Dataset entries:
------------------------------------------------

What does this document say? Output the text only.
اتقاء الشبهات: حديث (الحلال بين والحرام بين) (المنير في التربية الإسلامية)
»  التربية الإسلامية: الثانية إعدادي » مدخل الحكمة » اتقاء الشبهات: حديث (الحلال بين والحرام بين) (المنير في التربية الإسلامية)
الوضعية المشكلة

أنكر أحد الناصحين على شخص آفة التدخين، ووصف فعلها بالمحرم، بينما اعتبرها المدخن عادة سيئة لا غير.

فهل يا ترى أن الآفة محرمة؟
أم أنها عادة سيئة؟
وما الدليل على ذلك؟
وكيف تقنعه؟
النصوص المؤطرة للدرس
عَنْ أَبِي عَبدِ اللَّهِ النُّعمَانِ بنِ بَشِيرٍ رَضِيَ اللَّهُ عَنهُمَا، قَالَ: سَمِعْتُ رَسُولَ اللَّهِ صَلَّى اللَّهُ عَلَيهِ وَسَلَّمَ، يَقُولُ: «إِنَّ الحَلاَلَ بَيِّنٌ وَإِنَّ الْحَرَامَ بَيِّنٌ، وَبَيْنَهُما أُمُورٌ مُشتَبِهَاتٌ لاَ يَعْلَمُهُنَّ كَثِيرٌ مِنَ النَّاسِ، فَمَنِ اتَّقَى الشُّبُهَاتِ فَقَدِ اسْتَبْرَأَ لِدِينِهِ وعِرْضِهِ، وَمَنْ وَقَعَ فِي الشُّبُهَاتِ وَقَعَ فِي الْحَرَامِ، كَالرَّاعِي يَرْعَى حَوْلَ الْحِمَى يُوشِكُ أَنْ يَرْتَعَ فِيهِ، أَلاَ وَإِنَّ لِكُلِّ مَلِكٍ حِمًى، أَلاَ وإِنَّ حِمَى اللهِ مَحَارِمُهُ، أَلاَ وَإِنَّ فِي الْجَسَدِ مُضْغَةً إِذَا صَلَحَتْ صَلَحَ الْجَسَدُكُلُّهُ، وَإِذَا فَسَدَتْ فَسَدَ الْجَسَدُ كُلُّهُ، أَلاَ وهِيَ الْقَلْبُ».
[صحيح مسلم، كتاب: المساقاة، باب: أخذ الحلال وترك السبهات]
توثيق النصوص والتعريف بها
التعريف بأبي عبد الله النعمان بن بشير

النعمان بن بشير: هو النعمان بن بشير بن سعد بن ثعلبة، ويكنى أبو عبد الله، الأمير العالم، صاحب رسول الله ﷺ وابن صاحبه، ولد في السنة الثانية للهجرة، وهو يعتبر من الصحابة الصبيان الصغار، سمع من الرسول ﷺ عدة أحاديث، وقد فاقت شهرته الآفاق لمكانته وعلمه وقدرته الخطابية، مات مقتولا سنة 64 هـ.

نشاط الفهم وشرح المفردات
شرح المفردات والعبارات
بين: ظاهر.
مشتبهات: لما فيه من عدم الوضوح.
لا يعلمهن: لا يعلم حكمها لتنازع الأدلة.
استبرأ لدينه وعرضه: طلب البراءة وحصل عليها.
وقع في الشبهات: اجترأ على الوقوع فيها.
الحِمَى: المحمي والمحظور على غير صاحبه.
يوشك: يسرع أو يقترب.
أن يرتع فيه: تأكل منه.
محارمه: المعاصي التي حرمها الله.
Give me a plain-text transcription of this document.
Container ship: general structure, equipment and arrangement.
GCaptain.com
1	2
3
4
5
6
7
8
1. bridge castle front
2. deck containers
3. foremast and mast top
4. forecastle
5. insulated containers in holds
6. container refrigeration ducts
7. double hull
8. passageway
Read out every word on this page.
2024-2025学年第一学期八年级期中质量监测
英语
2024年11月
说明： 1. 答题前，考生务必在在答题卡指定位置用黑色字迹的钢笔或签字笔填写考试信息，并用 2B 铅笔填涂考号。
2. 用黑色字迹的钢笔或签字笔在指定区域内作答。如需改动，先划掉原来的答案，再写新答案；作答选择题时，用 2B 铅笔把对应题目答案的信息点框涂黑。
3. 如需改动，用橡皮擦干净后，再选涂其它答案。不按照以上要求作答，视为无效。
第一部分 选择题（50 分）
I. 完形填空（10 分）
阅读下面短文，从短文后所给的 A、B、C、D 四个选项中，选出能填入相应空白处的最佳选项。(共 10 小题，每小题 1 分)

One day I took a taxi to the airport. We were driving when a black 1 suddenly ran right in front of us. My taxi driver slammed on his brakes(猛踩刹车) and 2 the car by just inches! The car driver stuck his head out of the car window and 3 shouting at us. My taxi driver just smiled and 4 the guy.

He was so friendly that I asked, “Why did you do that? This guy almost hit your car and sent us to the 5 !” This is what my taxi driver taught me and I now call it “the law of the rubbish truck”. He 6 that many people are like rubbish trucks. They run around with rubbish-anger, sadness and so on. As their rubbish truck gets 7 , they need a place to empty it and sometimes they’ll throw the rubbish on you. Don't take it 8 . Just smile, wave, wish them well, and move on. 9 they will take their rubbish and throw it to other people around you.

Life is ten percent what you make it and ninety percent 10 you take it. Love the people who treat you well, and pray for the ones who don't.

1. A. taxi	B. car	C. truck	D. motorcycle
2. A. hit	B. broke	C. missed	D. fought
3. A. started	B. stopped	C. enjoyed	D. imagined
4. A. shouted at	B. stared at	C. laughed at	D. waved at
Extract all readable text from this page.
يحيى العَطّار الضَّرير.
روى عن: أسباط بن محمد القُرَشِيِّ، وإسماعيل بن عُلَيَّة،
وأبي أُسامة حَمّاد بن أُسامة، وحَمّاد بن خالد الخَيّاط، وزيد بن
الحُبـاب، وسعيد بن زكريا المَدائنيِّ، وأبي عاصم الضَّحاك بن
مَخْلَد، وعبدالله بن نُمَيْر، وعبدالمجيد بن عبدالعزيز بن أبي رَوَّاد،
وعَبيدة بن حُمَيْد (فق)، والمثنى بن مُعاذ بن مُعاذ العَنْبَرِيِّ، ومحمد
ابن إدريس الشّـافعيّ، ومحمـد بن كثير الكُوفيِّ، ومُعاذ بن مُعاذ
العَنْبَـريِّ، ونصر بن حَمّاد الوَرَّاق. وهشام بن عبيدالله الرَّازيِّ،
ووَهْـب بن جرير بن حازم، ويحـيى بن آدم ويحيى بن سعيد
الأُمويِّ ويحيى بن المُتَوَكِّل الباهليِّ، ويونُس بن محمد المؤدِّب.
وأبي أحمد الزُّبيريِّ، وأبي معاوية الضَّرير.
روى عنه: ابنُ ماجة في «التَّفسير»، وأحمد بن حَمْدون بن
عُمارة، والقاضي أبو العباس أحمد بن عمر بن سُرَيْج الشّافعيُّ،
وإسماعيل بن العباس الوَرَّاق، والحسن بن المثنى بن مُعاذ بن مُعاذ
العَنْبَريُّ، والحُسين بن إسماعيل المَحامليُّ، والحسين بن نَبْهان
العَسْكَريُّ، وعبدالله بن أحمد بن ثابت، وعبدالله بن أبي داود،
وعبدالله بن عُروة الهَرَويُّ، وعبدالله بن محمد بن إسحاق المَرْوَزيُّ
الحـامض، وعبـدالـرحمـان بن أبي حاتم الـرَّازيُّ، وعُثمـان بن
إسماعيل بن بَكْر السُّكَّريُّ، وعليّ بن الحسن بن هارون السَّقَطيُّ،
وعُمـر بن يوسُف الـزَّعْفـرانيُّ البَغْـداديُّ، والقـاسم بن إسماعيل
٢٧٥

------------------------------------------------

In the records above, tally the lines where the word "taxi" appears, and give the number and nothing else.

3